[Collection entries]
--- Begin ---

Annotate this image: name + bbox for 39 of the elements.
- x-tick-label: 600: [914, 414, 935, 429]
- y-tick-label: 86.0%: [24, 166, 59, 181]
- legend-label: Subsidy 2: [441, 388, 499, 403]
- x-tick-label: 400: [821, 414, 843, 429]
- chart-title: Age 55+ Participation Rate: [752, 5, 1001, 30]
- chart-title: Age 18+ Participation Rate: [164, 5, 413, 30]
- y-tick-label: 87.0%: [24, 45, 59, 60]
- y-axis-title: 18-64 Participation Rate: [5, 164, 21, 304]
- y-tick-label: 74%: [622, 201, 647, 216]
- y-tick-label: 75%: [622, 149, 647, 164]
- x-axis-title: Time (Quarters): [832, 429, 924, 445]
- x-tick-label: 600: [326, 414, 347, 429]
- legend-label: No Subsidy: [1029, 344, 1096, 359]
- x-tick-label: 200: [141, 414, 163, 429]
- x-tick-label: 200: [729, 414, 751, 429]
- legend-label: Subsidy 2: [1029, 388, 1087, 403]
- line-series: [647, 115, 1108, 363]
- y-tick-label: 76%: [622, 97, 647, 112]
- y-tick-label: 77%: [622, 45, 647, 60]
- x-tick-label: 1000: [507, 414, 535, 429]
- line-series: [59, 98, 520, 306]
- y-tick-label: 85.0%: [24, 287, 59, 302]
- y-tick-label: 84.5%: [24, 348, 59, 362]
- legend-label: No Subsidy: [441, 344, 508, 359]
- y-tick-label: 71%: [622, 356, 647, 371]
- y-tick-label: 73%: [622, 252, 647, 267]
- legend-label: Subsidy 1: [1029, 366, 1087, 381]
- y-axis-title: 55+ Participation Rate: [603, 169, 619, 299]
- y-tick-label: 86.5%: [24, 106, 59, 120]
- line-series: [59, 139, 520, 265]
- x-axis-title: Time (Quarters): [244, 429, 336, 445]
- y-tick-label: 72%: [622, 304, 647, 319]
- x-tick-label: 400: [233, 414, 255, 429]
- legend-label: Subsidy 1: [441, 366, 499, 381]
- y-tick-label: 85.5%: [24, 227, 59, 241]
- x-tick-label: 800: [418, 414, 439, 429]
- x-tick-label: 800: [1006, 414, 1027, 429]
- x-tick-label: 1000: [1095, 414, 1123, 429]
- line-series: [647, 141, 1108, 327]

--- End ---
--- Begin ---

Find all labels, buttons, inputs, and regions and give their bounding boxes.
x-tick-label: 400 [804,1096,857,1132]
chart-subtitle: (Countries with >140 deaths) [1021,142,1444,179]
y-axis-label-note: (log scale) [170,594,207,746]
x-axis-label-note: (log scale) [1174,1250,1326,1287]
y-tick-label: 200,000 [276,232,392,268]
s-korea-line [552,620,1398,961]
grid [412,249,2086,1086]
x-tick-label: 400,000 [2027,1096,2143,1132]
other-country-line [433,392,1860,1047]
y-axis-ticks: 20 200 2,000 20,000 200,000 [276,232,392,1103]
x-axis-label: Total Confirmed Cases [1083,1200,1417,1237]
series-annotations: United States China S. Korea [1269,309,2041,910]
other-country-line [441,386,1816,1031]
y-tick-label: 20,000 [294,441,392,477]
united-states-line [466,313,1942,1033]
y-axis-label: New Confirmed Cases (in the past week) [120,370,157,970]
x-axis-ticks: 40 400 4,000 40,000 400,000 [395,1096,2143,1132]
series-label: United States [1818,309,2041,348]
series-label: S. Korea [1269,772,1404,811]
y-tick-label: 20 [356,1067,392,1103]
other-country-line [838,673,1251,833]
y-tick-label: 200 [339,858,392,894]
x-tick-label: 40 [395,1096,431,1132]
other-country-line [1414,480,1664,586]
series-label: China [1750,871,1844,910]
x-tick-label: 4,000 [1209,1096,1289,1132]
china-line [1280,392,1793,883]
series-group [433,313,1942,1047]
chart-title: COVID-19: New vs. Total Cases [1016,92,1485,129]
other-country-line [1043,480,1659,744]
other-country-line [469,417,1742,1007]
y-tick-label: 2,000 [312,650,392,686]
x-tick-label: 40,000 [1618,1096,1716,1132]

--- End ---
--- Begin ---

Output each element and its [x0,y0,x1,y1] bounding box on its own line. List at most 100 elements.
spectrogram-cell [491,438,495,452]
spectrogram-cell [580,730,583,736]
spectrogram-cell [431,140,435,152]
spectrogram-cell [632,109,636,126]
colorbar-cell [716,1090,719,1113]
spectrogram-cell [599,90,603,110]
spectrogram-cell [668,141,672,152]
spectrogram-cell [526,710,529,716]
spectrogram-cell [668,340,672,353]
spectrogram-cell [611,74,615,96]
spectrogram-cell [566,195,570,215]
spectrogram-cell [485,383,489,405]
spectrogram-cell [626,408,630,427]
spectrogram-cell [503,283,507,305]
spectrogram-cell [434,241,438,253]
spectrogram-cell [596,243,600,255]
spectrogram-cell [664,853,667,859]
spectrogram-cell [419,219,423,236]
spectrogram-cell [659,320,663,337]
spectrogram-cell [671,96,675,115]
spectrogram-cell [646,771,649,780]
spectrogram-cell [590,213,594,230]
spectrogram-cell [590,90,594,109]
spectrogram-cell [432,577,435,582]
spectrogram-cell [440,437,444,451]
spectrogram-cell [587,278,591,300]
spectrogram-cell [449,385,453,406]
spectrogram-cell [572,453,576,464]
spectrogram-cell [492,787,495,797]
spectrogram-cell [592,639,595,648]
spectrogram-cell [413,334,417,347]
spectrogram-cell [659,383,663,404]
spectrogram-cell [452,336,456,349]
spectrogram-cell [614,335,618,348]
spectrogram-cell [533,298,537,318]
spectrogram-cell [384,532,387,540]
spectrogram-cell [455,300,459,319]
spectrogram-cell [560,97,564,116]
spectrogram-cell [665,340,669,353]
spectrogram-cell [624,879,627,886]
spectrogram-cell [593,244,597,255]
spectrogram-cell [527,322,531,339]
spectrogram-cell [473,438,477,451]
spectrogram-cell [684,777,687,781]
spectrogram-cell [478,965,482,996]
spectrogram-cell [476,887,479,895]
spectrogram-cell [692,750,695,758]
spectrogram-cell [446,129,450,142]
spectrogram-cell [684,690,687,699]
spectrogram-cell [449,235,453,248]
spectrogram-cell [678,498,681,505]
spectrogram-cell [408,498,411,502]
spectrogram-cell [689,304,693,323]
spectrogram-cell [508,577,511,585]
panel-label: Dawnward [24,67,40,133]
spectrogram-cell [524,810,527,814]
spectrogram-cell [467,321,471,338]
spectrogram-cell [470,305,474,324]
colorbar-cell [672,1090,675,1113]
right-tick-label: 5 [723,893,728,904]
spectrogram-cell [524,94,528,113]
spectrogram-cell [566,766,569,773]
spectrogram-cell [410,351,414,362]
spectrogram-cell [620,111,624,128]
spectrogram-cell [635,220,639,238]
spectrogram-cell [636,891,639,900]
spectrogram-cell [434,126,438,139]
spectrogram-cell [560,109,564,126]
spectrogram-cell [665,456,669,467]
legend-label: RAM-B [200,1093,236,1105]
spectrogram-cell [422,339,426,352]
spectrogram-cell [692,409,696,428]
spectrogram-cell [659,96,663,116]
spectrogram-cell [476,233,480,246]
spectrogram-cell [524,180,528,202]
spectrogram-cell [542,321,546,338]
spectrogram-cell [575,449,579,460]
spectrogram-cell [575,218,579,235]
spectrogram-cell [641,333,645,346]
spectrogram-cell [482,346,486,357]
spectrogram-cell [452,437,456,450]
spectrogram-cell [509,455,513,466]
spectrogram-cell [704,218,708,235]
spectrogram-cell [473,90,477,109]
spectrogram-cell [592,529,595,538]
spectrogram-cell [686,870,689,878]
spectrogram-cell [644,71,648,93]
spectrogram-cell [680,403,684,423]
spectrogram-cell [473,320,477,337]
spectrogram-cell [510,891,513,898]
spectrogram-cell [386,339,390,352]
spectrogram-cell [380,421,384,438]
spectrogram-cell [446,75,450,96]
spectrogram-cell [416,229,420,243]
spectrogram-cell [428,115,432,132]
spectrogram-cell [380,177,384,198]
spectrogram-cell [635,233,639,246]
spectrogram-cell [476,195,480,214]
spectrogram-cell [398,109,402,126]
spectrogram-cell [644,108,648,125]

--- End ---

# WHAT IS REQUIRED:
Please report every line in the entries above that contains the string "Total", treating uppercase and lowercase letters as different.

# RIGHT ANSWER:
x-axis-label: Total Confirmed Cases [1083,1200,1417,1237]
chart-title: COVID-19: New vs. Total Cases [1016,92,1485,129]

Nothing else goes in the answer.